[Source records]
┌──

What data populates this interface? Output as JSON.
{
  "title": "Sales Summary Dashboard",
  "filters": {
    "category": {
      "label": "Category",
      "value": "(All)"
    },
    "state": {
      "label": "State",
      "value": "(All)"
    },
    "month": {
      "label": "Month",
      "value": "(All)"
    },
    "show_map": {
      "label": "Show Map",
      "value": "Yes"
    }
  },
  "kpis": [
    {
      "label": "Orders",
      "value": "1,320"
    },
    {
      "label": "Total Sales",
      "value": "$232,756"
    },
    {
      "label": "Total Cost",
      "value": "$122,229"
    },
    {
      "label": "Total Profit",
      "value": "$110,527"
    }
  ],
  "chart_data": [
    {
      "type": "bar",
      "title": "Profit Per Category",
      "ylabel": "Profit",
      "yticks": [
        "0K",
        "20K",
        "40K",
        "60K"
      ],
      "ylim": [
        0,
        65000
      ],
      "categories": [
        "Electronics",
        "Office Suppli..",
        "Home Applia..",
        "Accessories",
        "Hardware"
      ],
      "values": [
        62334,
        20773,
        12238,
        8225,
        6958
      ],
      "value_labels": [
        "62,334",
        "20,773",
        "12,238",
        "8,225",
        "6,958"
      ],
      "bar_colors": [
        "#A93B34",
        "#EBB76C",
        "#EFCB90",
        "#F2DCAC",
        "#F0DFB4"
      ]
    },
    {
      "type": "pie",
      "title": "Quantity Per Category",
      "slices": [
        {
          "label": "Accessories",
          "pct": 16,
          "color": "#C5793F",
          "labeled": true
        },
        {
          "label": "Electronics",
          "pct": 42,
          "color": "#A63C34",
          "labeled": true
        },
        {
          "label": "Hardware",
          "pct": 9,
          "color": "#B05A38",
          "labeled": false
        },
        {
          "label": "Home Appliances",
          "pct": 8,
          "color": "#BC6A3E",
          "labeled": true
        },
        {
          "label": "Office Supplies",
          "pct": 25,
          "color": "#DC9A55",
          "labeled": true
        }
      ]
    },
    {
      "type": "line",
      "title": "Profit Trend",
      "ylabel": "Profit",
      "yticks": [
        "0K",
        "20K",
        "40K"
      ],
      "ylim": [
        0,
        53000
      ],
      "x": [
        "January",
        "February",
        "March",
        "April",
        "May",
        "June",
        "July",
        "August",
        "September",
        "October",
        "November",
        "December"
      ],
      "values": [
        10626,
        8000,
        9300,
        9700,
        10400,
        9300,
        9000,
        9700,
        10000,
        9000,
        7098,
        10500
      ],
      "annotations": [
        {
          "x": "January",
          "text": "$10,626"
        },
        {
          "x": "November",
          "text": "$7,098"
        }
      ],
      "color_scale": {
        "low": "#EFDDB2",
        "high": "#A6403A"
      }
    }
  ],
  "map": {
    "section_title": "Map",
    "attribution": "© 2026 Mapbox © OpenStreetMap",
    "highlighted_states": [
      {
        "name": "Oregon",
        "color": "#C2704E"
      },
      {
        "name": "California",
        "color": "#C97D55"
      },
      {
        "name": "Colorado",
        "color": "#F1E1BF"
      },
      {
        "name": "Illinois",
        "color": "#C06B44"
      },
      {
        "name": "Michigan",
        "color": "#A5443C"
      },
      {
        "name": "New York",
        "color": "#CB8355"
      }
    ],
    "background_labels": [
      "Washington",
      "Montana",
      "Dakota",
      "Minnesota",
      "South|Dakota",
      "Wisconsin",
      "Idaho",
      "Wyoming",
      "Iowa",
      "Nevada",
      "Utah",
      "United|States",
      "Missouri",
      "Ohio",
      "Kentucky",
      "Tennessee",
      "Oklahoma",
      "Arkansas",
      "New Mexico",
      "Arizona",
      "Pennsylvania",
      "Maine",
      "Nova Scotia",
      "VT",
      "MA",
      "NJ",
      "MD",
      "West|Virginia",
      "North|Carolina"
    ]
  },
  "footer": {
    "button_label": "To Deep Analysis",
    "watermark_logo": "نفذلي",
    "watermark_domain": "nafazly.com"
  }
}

└──

Your task is to repeat the data exactly; please include every line.

▶ **Answer**
What data populates this interface? Output as JSON.
{
  "title": "Sales Summary Dashboard",
  "filters": {
    "category": {
      "label": "Category",
      "value": "(All)"
    },
    "state": {
      "label": "State",
      "value": "(All)"
    },
    "month": {
      "label": "Month",
      "value": "(All)"
    },
    "show_map": {
      "label": "Show Map",
      "value": "Yes"
    }
  },
  "kpis": [
    {
      "label": "Orders",
      "value": "1,320"
    },
    {
      "label": "Total Sales",
      "value": "$232,756"
    },
    {
      "label": "Total Cost",
      "value": "$122,229"
    },
    {
      "label": "Total Profit",
      "value": "$110,527"
    }
  ],
  "chart_data": [
    {
      "type": "bar",
      "title": "Profit Per Category",
      "ylabel": "Profit",
      "yticks": [
        "0K",
        "20K",
        "40K",
        "60K"
      ],
      "ylim": [
        0,
        65000
      ],
      "categories": [
        "Electronics",
        "Office Suppli..",
        "Home Applia..",
        "Accessories",
        "Hardware"
      ],
      "values": [
        62334,
        20773,
        12238,
        8225,
        6958
      ],
      "value_labels": [
        "62,334",
        "20,773",
        "12,238",
        "8,225",
        "6,958"
      ],
      "bar_colors": [
        "#A93B34",
        "#EBB76C",
        "#EFCB90",
        "#F2DCAC",
        "#F0DFB4"
      ]
    },
    {
      "type": "pie",
      "title": "Quantity Per Category",
      "slices": [
        {
          "label": "Accessories",
          "pct": 16,
          "color": "#C5793F",
          "labeled": true
        },
        {
          "label": "Electronics",
          "pct": 42,
          "color": "#A63C34",
          "labeled": true
        },
        {
          "label": "Hardware",
          "pct": 9,
          "color": "#B05A38",
          "labeled": false
        },
        {
          "label": "Home Appliances",
          "pct": 8,
          "color": "#BC6A3E",
          "labeled": true
        },
        {
          "label": "Office Supplies",
          "pct": 25,
          "color": "#DC9A55",
          "labeled": true
        }
      ]
    },
    {
      "type": "line",
      "title": "Profit Trend",
      "ylabel": "Profit",
      "yticks": [
        "0K",
        "20K",
        "40K"
      ],
      "ylim": [
        0,
        53000
      ],
      "x": [
        "January",
        "February",
        "March",
        "April",
        "May",
        "June",
        "July",
        "August",
        "September",
        "October",
        "November",
        "December"
      ],
      "values": [
        10626,
        8000,
        9300,
        9700,
        10400,
        9300,
        9000,
        9700,
        10000,
        9000,
        7098,
        10500
      ],
      "annotations": [
        {
          "x": "January",
          "text": "$10,626"
        },
        {
          "x": "November",
          "text": "$7,098"
        }
      ],
      "color_scale": {
        "low": "#EFDDB2",
        "high": "#A6403A"
      }
    }
  ],
  "map": {
    "section_title": "Map",
    "attribution": "© 2026 Mapbox © OpenStreetMap",
    "highlighted_states": [
      {
        "name": "Oregon",
        "color": "#C2704E"
      },
      {
        "name": "California",
        "color": "#C97D55"
      },
      {
        "name": "Colorado",
        "color": "#F1E1BF"
      },
      {
        "name": "Illinois",
        "color": "#C06B44"
      },
      {
        "name": "Michigan",
        "color": "#A5443C"
      },
      {
        "name": "New York",
        "color": "#CB8355"
      }
    ],
    "background_labels": [
      "Washington",
      "Montana",
      "Dakota",
      "Minnesota",
      "South|Dakota",
      "Wisconsin",
      "Idaho",
      "Wyoming",
      "Iowa",
      "Nevada",
      "Utah",
      "United|States",
      "Missouri",
      "Ohio",
      "Kentucky",
      "Tennessee",
      "Oklahoma",
      "Arkansas",
      "New Mexico",
      "Arizona",
      "Pennsylvania",
      "Maine",
      "Nova Scotia",
      "VT",
      "MA",
      "NJ",
      "MD",
      "West|Virginia",
      "North|Carolina"
    ]
  },
  "footer": {
    "button_label": "To Deep Analysis",
    "watermark_logo": "نفذلي",
    "watermark_domain": "nafazly.com"
  }
}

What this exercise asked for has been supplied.